Lines of data:

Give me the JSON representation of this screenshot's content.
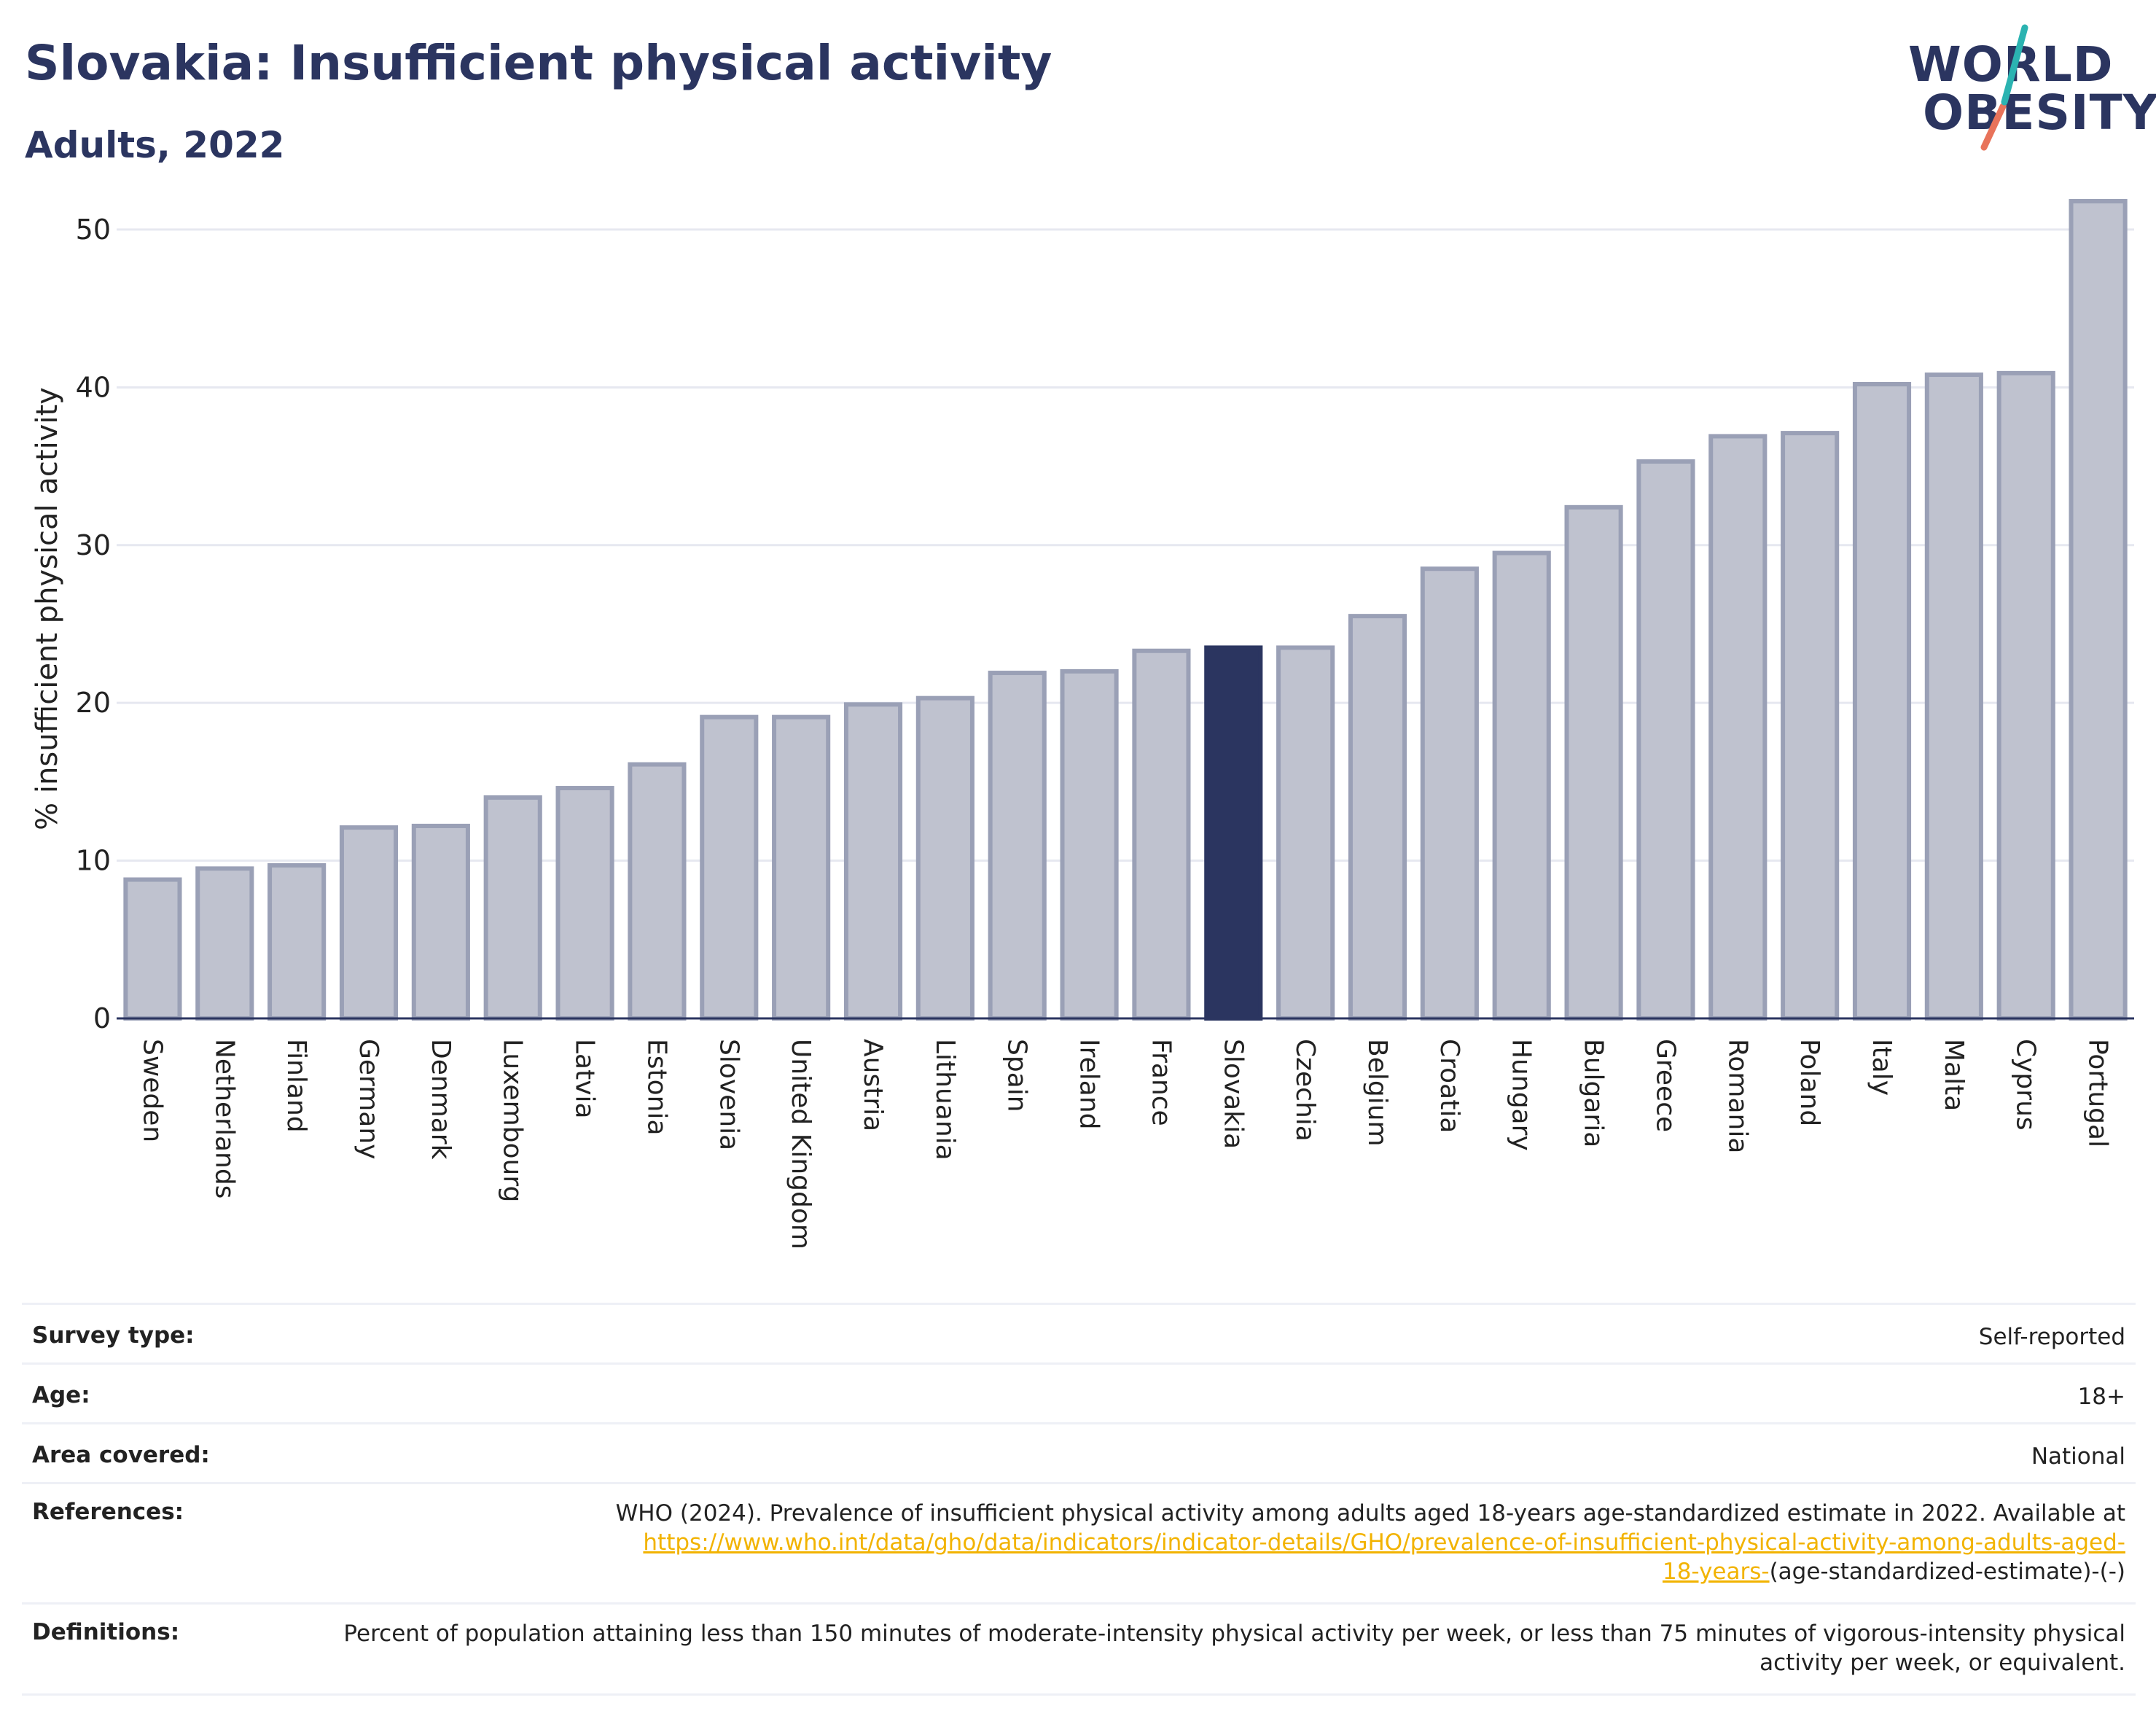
{
  "header": {
    "title": "Slovakia: Insufficient physical activity",
    "subtitle": "Adults, 2022"
  },
  "logo": {
    "line1": "WORLD",
    "line2": "OBESITY",
    "accent_colors": [
      "#2bb3b1",
      "#e8735a"
    ]
  },
  "colors": {
    "highlight_bar": "#2b3560",
    "other_bar": "#bfc2cf",
    "other_bar_stroke": "#9aa0b6",
    "grid": "#e6e8f0",
    "link": "#f2b300"
  },
  "chart_data": {
    "type": "bar",
    "ylabel": "% insufficient physical activity",
    "xlabel": "",
    "ylim": [
      0,
      53
    ],
    "yticks": [
      0,
      10,
      20,
      30,
      40,
      50
    ],
    "grid": true,
    "highlight": "Slovakia",
    "categories": [
      "Sweden",
      "Netherlands",
      "Finland",
      "Germany",
      "Denmark",
      "Luxembourg",
      "Latvia",
      "Estonia",
      "Slovenia",
      "United Kingdom",
      "Austria",
      "Lithuania",
      "Spain",
      "Ireland",
      "France",
      "Slovakia",
      "Czechia",
      "Belgium",
      "Croatia",
      "Hungary",
      "Bulgaria",
      "Greece",
      "Romania",
      "Poland",
      "Italy",
      "Malta",
      "Cyprus",
      "Portugal"
    ],
    "values": [
      8.8,
      9.5,
      9.7,
      12.1,
      12.2,
      14.0,
      14.6,
      16.1,
      19.1,
      19.1,
      19.9,
      20.3,
      21.9,
      22.0,
      23.3,
      23.5,
      23.5,
      25.5,
      28.5,
      29.5,
      32.4,
      35.3,
      36.9,
      37.1,
      40.2,
      40.8,
      40.9,
      51.8
    ]
  },
  "info": {
    "survey_type_label": "Survey type:",
    "survey_type_value": "Self-reported",
    "age_label": "Age:",
    "age_value": "18+",
    "area_label": "Area covered:",
    "area_value": "National",
    "references_label": "References:",
    "references_text": "WHO (2024). Prevalence of insufficient physical activity among adults aged 18-years age-standardized estimate in 2022. Available at",
    "references_link_line1": "https://www.who.int/data/gho/data/indicators/indicator-details/GHO/prevalence-of-insufficient-physical-activity-among-adults-aged-",
    "references_link_line2": "18-years-",
    "references_suffix": "(age-standardized-estimate)-(-)",
    "definitions_label": "Definitions:",
    "definitions_text": "Percent of population attaining less than 150 minutes of moderate-intensity physical activity per week, or less than 75 minutes of vigorous-intensity physical activity per week, or equivalent."
  }
}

### Stated task
Locate the word "among" in the records and collect each line it appears in.

### Task response
    "references_text": "WHO (2024). Prevalence of insufficient physical activity among adults aged 18-years age-standardized estimate in 2022. Available at",
    "references_link_line1": "https://www.who.int/data/gho/data/indicators/indicator-details/GHO/prevalence-of-insufficient-physical-activity-among-adults-aged-",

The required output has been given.